▶ [Instruction]:
Keep the pictures out of the copy and repeat the records exactly.

▶ [Dataset]:
—————

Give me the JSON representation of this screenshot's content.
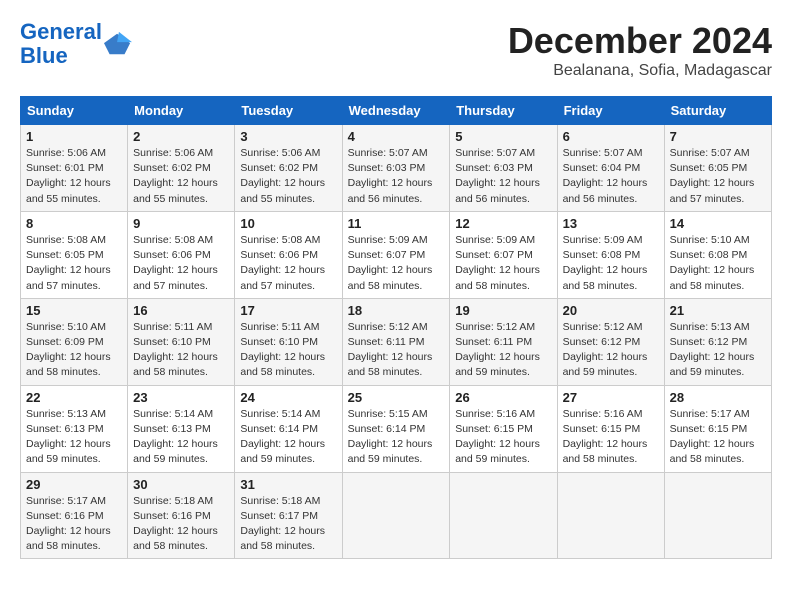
{
  "header": {
    "logo_line1": "General",
    "logo_line2": "Blue",
    "month": "December 2024",
    "location": "Bealanana, Sofia, Madagascar"
  },
  "weekdays": [
    "Sunday",
    "Monday",
    "Tuesday",
    "Wednesday",
    "Thursday",
    "Friday",
    "Saturday"
  ],
  "weeks": [
    [
      {
        "day": "1",
        "sunrise": "Sunrise: 5:06 AM",
        "sunset": "Sunset: 6:01 PM",
        "daylight": "Daylight: 12 hours and 55 minutes."
      },
      {
        "day": "2",
        "sunrise": "Sunrise: 5:06 AM",
        "sunset": "Sunset: 6:02 PM",
        "daylight": "Daylight: 12 hours and 55 minutes."
      },
      {
        "day": "3",
        "sunrise": "Sunrise: 5:06 AM",
        "sunset": "Sunset: 6:02 PM",
        "daylight": "Daylight: 12 hours and 55 minutes."
      },
      {
        "day": "4",
        "sunrise": "Sunrise: 5:07 AM",
        "sunset": "Sunset: 6:03 PM",
        "daylight": "Daylight: 12 hours and 56 minutes."
      },
      {
        "day": "5",
        "sunrise": "Sunrise: 5:07 AM",
        "sunset": "Sunset: 6:03 PM",
        "daylight": "Daylight: 12 hours and 56 minutes."
      },
      {
        "day": "6",
        "sunrise": "Sunrise: 5:07 AM",
        "sunset": "Sunset: 6:04 PM",
        "daylight": "Daylight: 12 hours and 56 minutes."
      },
      {
        "day": "7",
        "sunrise": "Sunrise: 5:07 AM",
        "sunset": "Sunset: 6:05 PM",
        "daylight": "Daylight: 12 hours and 57 minutes."
      }
    ],
    [
      {
        "day": "8",
        "sunrise": "Sunrise: 5:08 AM",
        "sunset": "Sunset: 6:05 PM",
        "daylight": "Daylight: 12 hours and 57 minutes."
      },
      {
        "day": "9",
        "sunrise": "Sunrise: 5:08 AM",
        "sunset": "Sunset: 6:06 PM",
        "daylight": "Daylight: 12 hours and 57 minutes."
      },
      {
        "day": "10",
        "sunrise": "Sunrise: 5:08 AM",
        "sunset": "Sunset: 6:06 PM",
        "daylight": "Daylight: 12 hours and 57 minutes."
      },
      {
        "day": "11",
        "sunrise": "Sunrise: 5:09 AM",
        "sunset": "Sunset: 6:07 PM",
        "daylight": "Daylight: 12 hours and 58 minutes."
      },
      {
        "day": "12",
        "sunrise": "Sunrise: 5:09 AM",
        "sunset": "Sunset: 6:07 PM",
        "daylight": "Daylight: 12 hours and 58 minutes."
      },
      {
        "day": "13",
        "sunrise": "Sunrise: 5:09 AM",
        "sunset": "Sunset: 6:08 PM",
        "daylight": "Daylight: 12 hours and 58 minutes."
      },
      {
        "day": "14",
        "sunrise": "Sunrise: 5:10 AM",
        "sunset": "Sunset: 6:08 PM",
        "daylight": "Daylight: 12 hours and 58 minutes."
      }
    ],
    [
      {
        "day": "15",
        "sunrise": "Sunrise: 5:10 AM",
        "sunset": "Sunset: 6:09 PM",
        "daylight": "Daylight: 12 hours and 58 minutes."
      },
      {
        "day": "16",
        "sunrise": "Sunrise: 5:11 AM",
        "sunset": "Sunset: 6:10 PM",
        "daylight": "Daylight: 12 hours and 58 minutes."
      },
      {
        "day": "17",
        "sunrise": "Sunrise: 5:11 AM",
        "sunset": "Sunset: 6:10 PM",
        "daylight": "Daylight: 12 hours and 58 minutes."
      },
      {
        "day": "18",
        "sunrise": "Sunrise: 5:12 AM",
        "sunset": "Sunset: 6:11 PM",
        "daylight": "Daylight: 12 hours and 58 minutes."
      },
      {
        "day": "19",
        "sunrise": "Sunrise: 5:12 AM",
        "sunset": "Sunset: 6:11 PM",
        "daylight": "Daylight: 12 hours and 59 minutes."
      },
      {
        "day": "20",
        "sunrise": "Sunrise: 5:12 AM",
        "sunset": "Sunset: 6:12 PM",
        "daylight": "Daylight: 12 hours and 59 minutes."
      },
      {
        "day": "21",
        "sunrise": "Sunrise: 5:13 AM",
        "sunset": "Sunset: 6:12 PM",
        "daylight": "Daylight: 12 hours and 59 minutes."
      }
    ],
    [
      {
        "day": "22",
        "sunrise": "Sunrise: 5:13 AM",
        "sunset": "Sunset: 6:13 PM",
        "daylight": "Daylight: 12 hours and 59 minutes."
      },
      {
        "day": "23",
        "sunrise": "Sunrise: 5:14 AM",
        "sunset": "Sunset: 6:13 PM",
        "daylight": "Daylight: 12 hours and 59 minutes."
      },
      {
        "day": "24",
        "sunrise": "Sunrise: 5:14 AM",
        "sunset": "Sunset: 6:14 PM",
        "daylight": "Daylight: 12 hours and 59 minutes."
      },
      {
        "day": "25",
        "sunrise": "Sunrise: 5:15 AM",
        "sunset": "Sunset: 6:14 PM",
        "daylight": "Daylight: 12 hours and 59 minutes."
      },
      {
        "day": "26",
        "sunrise": "Sunrise: 5:16 AM",
        "sunset": "Sunset: 6:15 PM",
        "daylight": "Daylight: 12 hours and 59 minutes."
      },
      {
        "day": "27",
        "sunrise": "Sunrise: 5:16 AM",
        "sunset": "Sunset: 6:15 PM",
        "daylight": "Daylight: 12 hours and 58 minutes."
      },
      {
        "day": "28",
        "sunrise": "Sunrise: 5:17 AM",
        "sunset": "Sunset: 6:15 PM",
        "daylight": "Daylight: 12 hours and 58 minutes."
      }
    ],
    [
      {
        "day": "29",
        "sunrise": "Sunrise: 5:17 AM",
        "sunset": "Sunset: 6:16 PM",
        "daylight": "Daylight: 12 hours and 58 minutes."
      },
      {
        "day": "30",
        "sunrise": "Sunrise: 5:18 AM",
        "sunset": "Sunset: 6:16 PM",
        "daylight": "Daylight: 12 hours and 58 minutes."
      },
      {
        "day": "31",
        "sunrise": "Sunrise: 5:18 AM",
        "sunset": "Sunset: 6:17 PM",
        "daylight": "Daylight: 12 hours and 58 minutes."
      },
      null,
      null,
      null,
      null
    ]
  ]
}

—————

▶ [Exercise answer]:
Give me the JSON representation of this screenshot's content.
{
  "header": {
    "logo_line1": "General",
    "logo_line2": "Blue",
    "month": "December 2024",
    "location": "Bealanana, Sofia, Madagascar"
  },
  "weekdays": [
    "Sunday",
    "Monday",
    "Tuesday",
    "Wednesday",
    "Thursday",
    "Friday",
    "Saturday"
  ],
  "weeks": [
    [
      {
        "day": "1",
        "sunrise": "Sunrise: 5:06 AM",
        "sunset": "Sunset: 6:01 PM",
        "daylight": "Daylight: 12 hours and 55 minutes."
      },
      {
        "day": "2",
        "sunrise": "Sunrise: 5:06 AM",
        "sunset": "Sunset: 6:02 PM",
        "daylight": "Daylight: 12 hours and 55 minutes."
      },
      {
        "day": "3",
        "sunrise": "Sunrise: 5:06 AM",
        "sunset": "Sunset: 6:02 PM",
        "daylight": "Daylight: 12 hours and 55 minutes."
      },
      {
        "day": "4",
        "sunrise": "Sunrise: 5:07 AM",
        "sunset": "Sunset: 6:03 PM",
        "daylight": "Daylight: 12 hours and 56 minutes."
      },
      {
        "day": "5",
        "sunrise": "Sunrise: 5:07 AM",
        "sunset": "Sunset: 6:03 PM",
        "daylight": "Daylight: 12 hours and 56 minutes."
      },
      {
        "day": "6",
        "sunrise": "Sunrise: 5:07 AM",
        "sunset": "Sunset: 6:04 PM",
        "daylight": "Daylight: 12 hours and 56 minutes."
      },
      {
        "day": "7",
        "sunrise": "Sunrise: 5:07 AM",
        "sunset": "Sunset: 6:05 PM",
        "daylight": "Daylight: 12 hours and 57 minutes."
      }
    ],
    [
      {
        "day": "8",
        "sunrise": "Sunrise: 5:08 AM",
        "sunset": "Sunset: 6:05 PM",
        "daylight": "Daylight: 12 hours and 57 minutes."
      },
      {
        "day": "9",
        "sunrise": "Sunrise: 5:08 AM",
        "sunset": "Sunset: 6:06 PM",
        "daylight": "Daylight: 12 hours and 57 minutes."
      },
      {
        "day": "10",
        "sunrise": "Sunrise: 5:08 AM",
        "sunset": "Sunset: 6:06 PM",
        "daylight": "Daylight: 12 hours and 57 minutes."
      },
      {
        "day": "11",
        "sunrise": "Sunrise: 5:09 AM",
        "sunset": "Sunset: 6:07 PM",
        "daylight": "Daylight: 12 hours and 58 minutes."
      },
      {
        "day": "12",
        "sunrise": "Sunrise: 5:09 AM",
        "sunset": "Sunset: 6:07 PM",
        "daylight": "Daylight: 12 hours and 58 minutes."
      },
      {
        "day": "13",
        "sunrise": "Sunrise: 5:09 AM",
        "sunset": "Sunset: 6:08 PM",
        "daylight": "Daylight: 12 hours and 58 minutes."
      },
      {
        "day": "14",
        "sunrise": "Sunrise: 5:10 AM",
        "sunset": "Sunset: 6:08 PM",
        "daylight": "Daylight: 12 hours and 58 minutes."
      }
    ],
    [
      {
        "day": "15",
        "sunrise": "Sunrise: 5:10 AM",
        "sunset": "Sunset: 6:09 PM",
        "daylight": "Daylight: 12 hours and 58 minutes."
      },
      {
        "day": "16",
        "sunrise": "Sunrise: 5:11 AM",
        "sunset": "Sunset: 6:10 PM",
        "daylight": "Daylight: 12 hours and 58 minutes."
      },
      {
        "day": "17",
        "sunrise": "Sunrise: 5:11 AM",
        "sunset": "Sunset: 6:10 PM",
        "daylight": "Daylight: 12 hours and 58 minutes."
      },
      {
        "day": "18",
        "sunrise": "Sunrise: 5:12 AM",
        "sunset": "Sunset: 6:11 PM",
        "daylight": "Daylight: 12 hours and 58 minutes."
      },
      {
        "day": "19",
        "sunrise": "Sunrise: 5:12 AM",
        "sunset": "Sunset: 6:11 PM",
        "daylight": "Daylight: 12 hours and 59 minutes."
      },
      {
        "day": "20",
        "sunrise": "Sunrise: 5:12 AM",
        "sunset": "Sunset: 6:12 PM",
        "daylight": "Daylight: 12 hours and 59 minutes."
      },
      {
        "day": "21",
        "sunrise": "Sunrise: 5:13 AM",
        "sunset": "Sunset: 6:12 PM",
        "daylight": "Daylight: 12 hours and 59 minutes."
      }
    ],
    [
      {
        "day": "22",
        "sunrise": "Sunrise: 5:13 AM",
        "sunset": "Sunset: 6:13 PM",
        "daylight": "Daylight: 12 hours and 59 minutes."
      },
      {
        "day": "23",
        "sunrise": "Sunrise: 5:14 AM",
        "sunset": "Sunset: 6:13 PM",
        "daylight": "Daylight: 12 hours and 59 minutes."
      },
      {
        "day": "24",
        "sunrise": "Sunrise: 5:14 AM",
        "sunset": "Sunset: 6:14 PM",
        "daylight": "Daylight: 12 hours and 59 minutes."
      },
      {
        "day": "25",
        "sunrise": "Sunrise: 5:15 AM",
        "sunset": "Sunset: 6:14 PM",
        "daylight": "Daylight: 12 hours and 59 minutes."
      },
      {
        "day": "26",
        "sunrise": "Sunrise: 5:16 AM",
        "sunset": "Sunset: 6:15 PM",
        "daylight": "Daylight: 12 hours and 59 minutes."
      },
      {
        "day": "27",
        "sunrise": "Sunrise: 5:16 AM",
        "sunset": "Sunset: 6:15 PM",
        "daylight": "Daylight: 12 hours and 58 minutes."
      },
      {
        "day": "28",
        "sunrise": "Sunrise: 5:17 AM",
        "sunset": "Sunset: 6:15 PM",
        "daylight": "Daylight: 12 hours and 58 minutes."
      }
    ],
    [
      {
        "day": "29",
        "sunrise": "Sunrise: 5:17 AM",
        "sunset": "Sunset: 6:16 PM",
        "daylight": "Daylight: 12 hours and 58 minutes."
      },
      {
        "day": "30",
        "sunrise": "Sunrise: 5:18 AM",
        "sunset": "Sunset: 6:16 PM",
        "daylight": "Daylight: 12 hours and 58 minutes."
      },
      {
        "day": "31",
        "sunrise": "Sunrise: 5:18 AM",
        "sunset": "Sunset: 6:17 PM",
        "daylight": "Daylight: 12 hours and 58 minutes."
      },
      null,
      null,
      null,
      null
    ]
  ]
}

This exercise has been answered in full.